Goal of the exercise
Bring together all lines of the material below that contain the string "access".

....

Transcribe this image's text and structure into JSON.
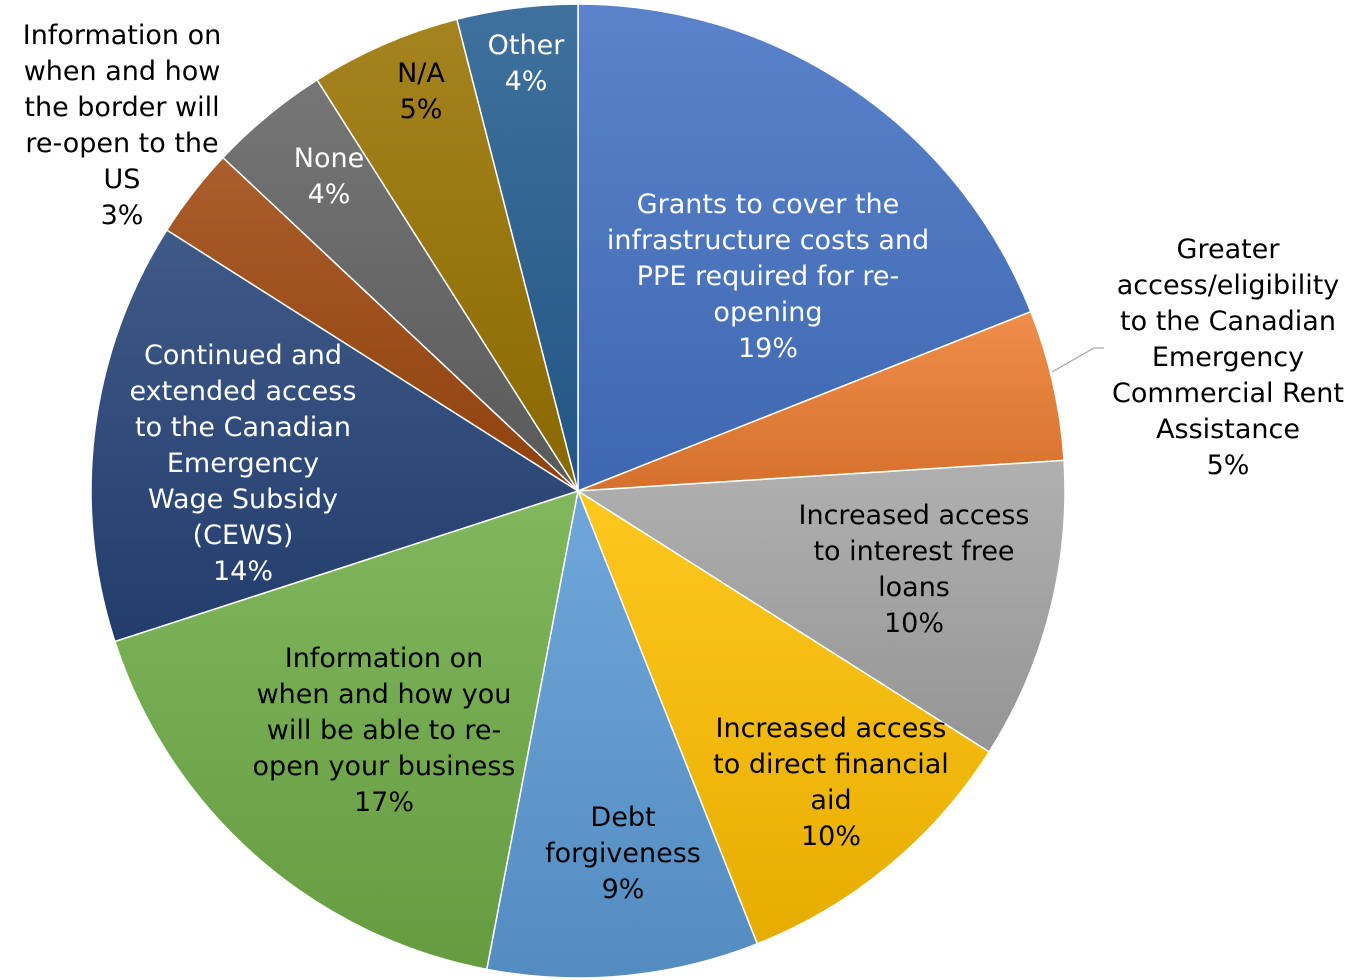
{
  "chart_data": {
    "type": "pie",
    "title": "",
    "slices": [
      {
        "label": [
          "Grants to cover the",
          "infrastructure costs and",
          "PPE required for re-",
          "opening"
        ],
        "value": 19,
        "pct": "19%",
        "color": "#4472C4",
        "label_color": "#ffffff"
      },
      {
        "label": [
          "Greater",
          "access/eligibility",
          "to the Canadian",
          "Emergency",
          "Commercial Rent",
          "Assistance"
        ],
        "value": 5,
        "pct": "5%",
        "color": "#ED7D31",
        "label_color": "#000000"
      },
      {
        "label": [
          "Increased access",
          "to interest free",
          "loans"
        ],
        "value": 10,
        "pct": "10%",
        "color": "#A5A5A5",
        "label_color": "#000000"
      },
      {
        "label": [
          "Increased access",
          "to direct financial",
          "aid"
        ],
        "value": 10,
        "pct": "10%",
        "color": "#FFC000",
        "label_color": "#000000"
      },
      {
        "label": [
          "Debt",
          "forgiveness"
        ],
        "value": 9,
        "pct": "9%",
        "color": "#5B9BD5",
        "label_color": "#000000"
      },
      {
        "label": [
          "Information on",
          "when and how you",
          "will be able to re-",
          "open your business"
        ],
        "value": 17,
        "pct": "17%",
        "color": "#70AD47",
        "label_color": "#000000"
      },
      {
        "label": [
          "Continued and",
          "extended access",
          "to the Canadian",
          "Emergency",
          "Wage Subsidy",
          "(CEWS)"
        ],
        "value": 14,
        "pct": "14%",
        "color": "#264478",
        "label_color": "#ffffff"
      },
      {
        "label": [
          "Information on",
          "when and how",
          "the border will",
          "re-open to the",
          "US"
        ],
        "value": 3,
        "pct": "3%",
        "color": "#9E480E",
        "label_color": "#000000"
      },
      {
        "label": [
          "None"
        ],
        "value": 4,
        "pct": "4%",
        "color": "#636363",
        "label_color": "#ffffff"
      },
      {
        "label": [
          "N/A"
        ],
        "value": 5,
        "pct": "5%",
        "color": "#997300",
        "label_color": "#000000"
      },
      {
        "label": [
          "Other"
        ],
        "value": 4,
        "pct": "4%",
        "color": "#255E91",
        "label_color": "#ffffff"
      }
    ]
  }
}
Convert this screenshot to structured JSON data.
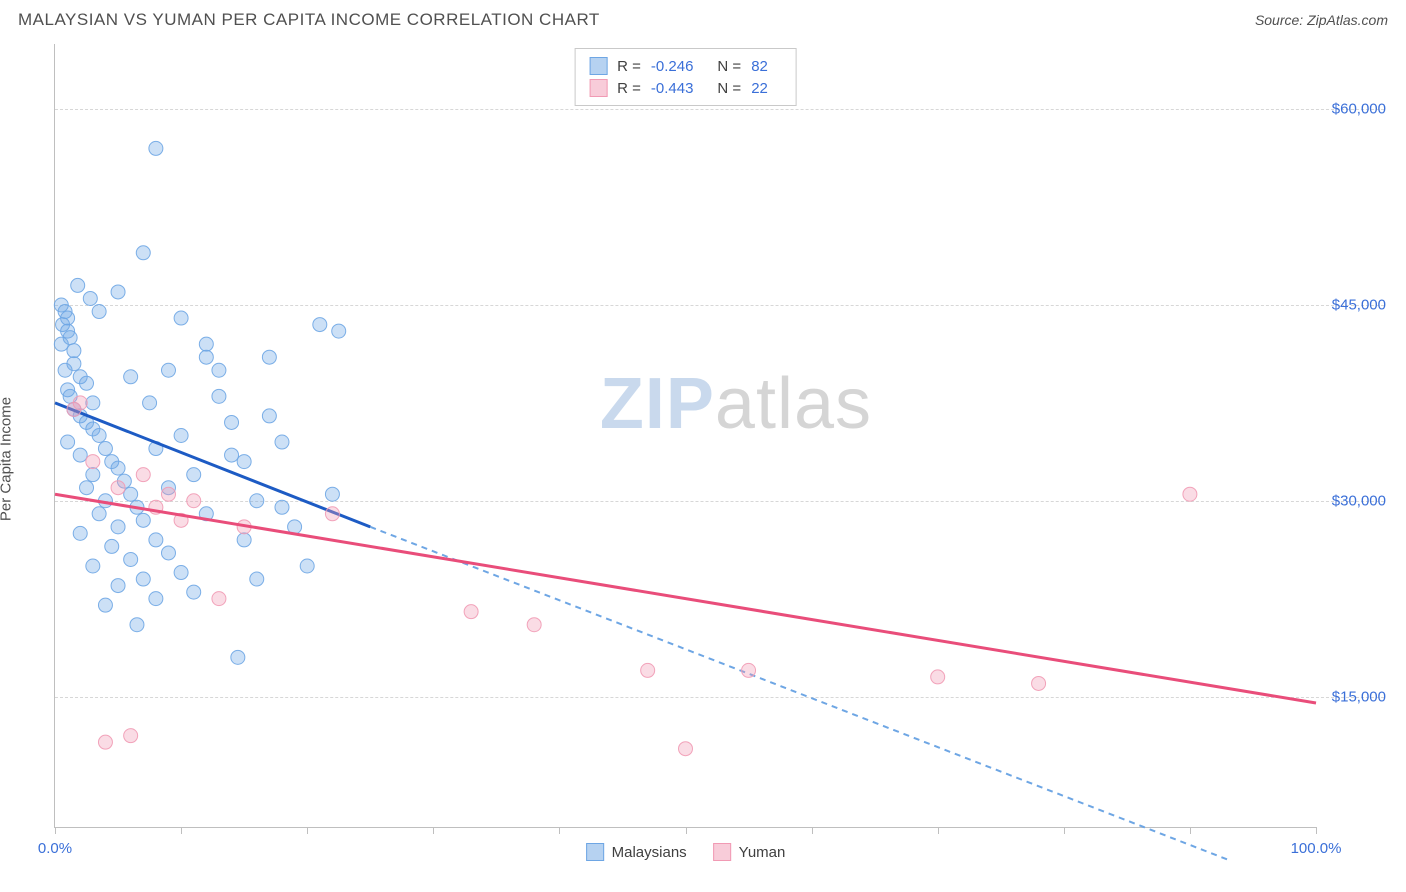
{
  "header": {
    "title": "MALAYSIAN VS YUMAN PER CAPITA INCOME CORRELATION CHART",
    "source_label": "Source: ZipAtlas.com"
  },
  "chart": {
    "type": "scatter",
    "y_axis_label": "Per Capita Income",
    "xlim": [
      0,
      100
    ],
    "ylim": [
      5000,
      65000
    ],
    "x_ticks": [
      0,
      10,
      20,
      30,
      40,
      50,
      60,
      70,
      80,
      90,
      100
    ],
    "x_tick_labels": {
      "0": "0.0%",
      "100": "100.0%"
    },
    "y_gridlines": [
      15000,
      30000,
      45000,
      60000
    ],
    "y_tick_labels": {
      "15000": "$15,000",
      "30000": "$30,000",
      "45000": "$45,000",
      "60000": "$60,000"
    },
    "background_color": "#ffffff",
    "grid_color": "#d7d7d7",
    "axis_color": "#bfbfbf",
    "tick_label_color": "#3a6fd8",
    "marker_radius": 7,
    "marker_fill_opacity": 0.35,
    "marker_stroke_opacity": 0.9,
    "line_width_solid": 3,
    "line_width_dashed": 2,
    "dash_pattern": "6,5"
  },
  "watermark": {
    "part1": "ZIP",
    "part2": "atlas"
  },
  "series": [
    {
      "name": "Malaysians",
      "color": "#6ea6e4",
      "line_color": "#1d5bc4",
      "R": "-0.246",
      "N": "82",
      "trend_solid": {
        "x1": 0,
        "y1": 37500,
        "x2": 25,
        "y2": 28000
      },
      "trend_dashed": {
        "x1": 25,
        "y1": 28000,
        "x2": 93,
        "y2": 2500
      },
      "points": [
        [
          0.5,
          45000
        ],
        [
          0.8,
          44500
        ],
        [
          1.0,
          44000
        ],
        [
          1.0,
          43000
        ],
        [
          1.2,
          42500
        ],
        [
          0.5,
          42000
        ],
        [
          1.5,
          41500
        ],
        [
          1.5,
          40500
        ],
        [
          0.8,
          40000
        ],
        [
          2.0,
          39500
        ],
        [
          2.5,
          39000
        ],
        [
          1.0,
          38500
        ],
        [
          1.2,
          38000
        ],
        [
          3.0,
          37500
        ],
        [
          1.5,
          37000
        ],
        [
          2.0,
          36500
        ],
        [
          2.5,
          36000
        ],
        [
          3.0,
          35500
        ],
        [
          3.5,
          35000
        ],
        [
          1.0,
          34500
        ],
        [
          4.0,
          34000
        ],
        [
          2.0,
          33500
        ],
        [
          4.5,
          33000
        ],
        [
          5.0,
          32500
        ],
        [
          3.0,
          32000
        ],
        [
          5.5,
          31500
        ],
        [
          2.5,
          31000
        ],
        [
          6.0,
          30500
        ],
        [
          4.0,
          30000
        ],
        [
          6.5,
          29500
        ],
        [
          3.5,
          29000
        ],
        [
          7.0,
          28500
        ],
        [
          5.0,
          28000
        ],
        [
          2.0,
          27500
        ],
        [
          8.0,
          27000
        ],
        [
          4.5,
          26500
        ],
        [
          9.0,
          26000
        ],
        [
          6.0,
          25500
        ],
        [
          3.0,
          25000
        ],
        [
          10.0,
          24500
        ],
        [
          7.0,
          24000
        ],
        [
          5.0,
          23500
        ],
        [
          11.0,
          23000
        ],
        [
          8.0,
          22500
        ],
        [
          4.0,
          22000
        ],
        [
          12.0,
          41000
        ],
        [
          9.0,
          40000
        ],
        [
          6.0,
          39500
        ],
        [
          13.0,
          38000
        ],
        [
          7.5,
          37500
        ],
        [
          14.0,
          36000
        ],
        [
          10.0,
          35000
        ],
        [
          8.0,
          34000
        ],
        [
          15.0,
          33000
        ],
        [
          11.0,
          32000
        ],
        [
          9.0,
          31000
        ],
        [
          16.0,
          30000
        ],
        [
          12.0,
          29000
        ],
        [
          7.0,
          49000
        ],
        [
          17.0,
          41000
        ],
        [
          13.0,
          40000
        ],
        [
          18.0,
          34500
        ],
        [
          14.0,
          33500
        ],
        [
          19.0,
          28000
        ],
        [
          15.0,
          27000
        ],
        [
          20.0,
          25000
        ],
        [
          16.0,
          24000
        ],
        [
          21.0,
          43500
        ],
        [
          17.0,
          36500
        ],
        [
          22.0,
          30500
        ],
        [
          18.0,
          29500
        ],
        [
          12.0,
          42000
        ],
        [
          10.0,
          44000
        ],
        [
          8.0,
          57000
        ],
        [
          22.5,
          43000
        ],
        [
          14.5,
          18000
        ],
        [
          6.5,
          20500
        ],
        [
          3.5,
          44500
        ],
        [
          5.0,
          46000
        ],
        [
          1.8,
          46500
        ],
        [
          2.8,
          45500
        ],
        [
          0.6,
          43500
        ]
      ]
    },
    {
      "name": "Yuman",
      "color": "#f19ab4",
      "line_color": "#e94d7a",
      "R": "-0.443",
      "N": "22",
      "trend_solid": {
        "x1": 0,
        "y1": 30500,
        "x2": 100,
        "y2": 14500
      },
      "trend_dashed": null,
      "points": [
        [
          2.0,
          37500
        ],
        [
          3.0,
          33000
        ],
        [
          5.0,
          31000
        ],
        [
          8.0,
          29500
        ],
        [
          10.0,
          28500
        ],
        [
          13.0,
          22500
        ],
        [
          15.0,
          28000
        ],
        [
          6.0,
          12000
        ],
        [
          4.0,
          11500
        ],
        [
          22.0,
          29000
        ],
        [
          33.0,
          21500
        ],
        [
          38.0,
          20500
        ],
        [
          47.0,
          17000
        ],
        [
          55.0,
          17000
        ],
        [
          70.0,
          16500
        ],
        [
          78.0,
          16000
        ],
        [
          90.0,
          30500
        ],
        [
          11.0,
          30000
        ],
        [
          7.0,
          32000
        ],
        [
          9.0,
          30500
        ],
        [
          1.5,
          37000
        ],
        [
          50.0,
          11000
        ]
      ]
    }
  ],
  "legend_top": {
    "r_label": "R =",
    "n_label": "N ="
  },
  "legend_bottom": {}
}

....

Solution for this task
          "access/eligibility",
          "Increased access",
          "Increased access",
          "extended access",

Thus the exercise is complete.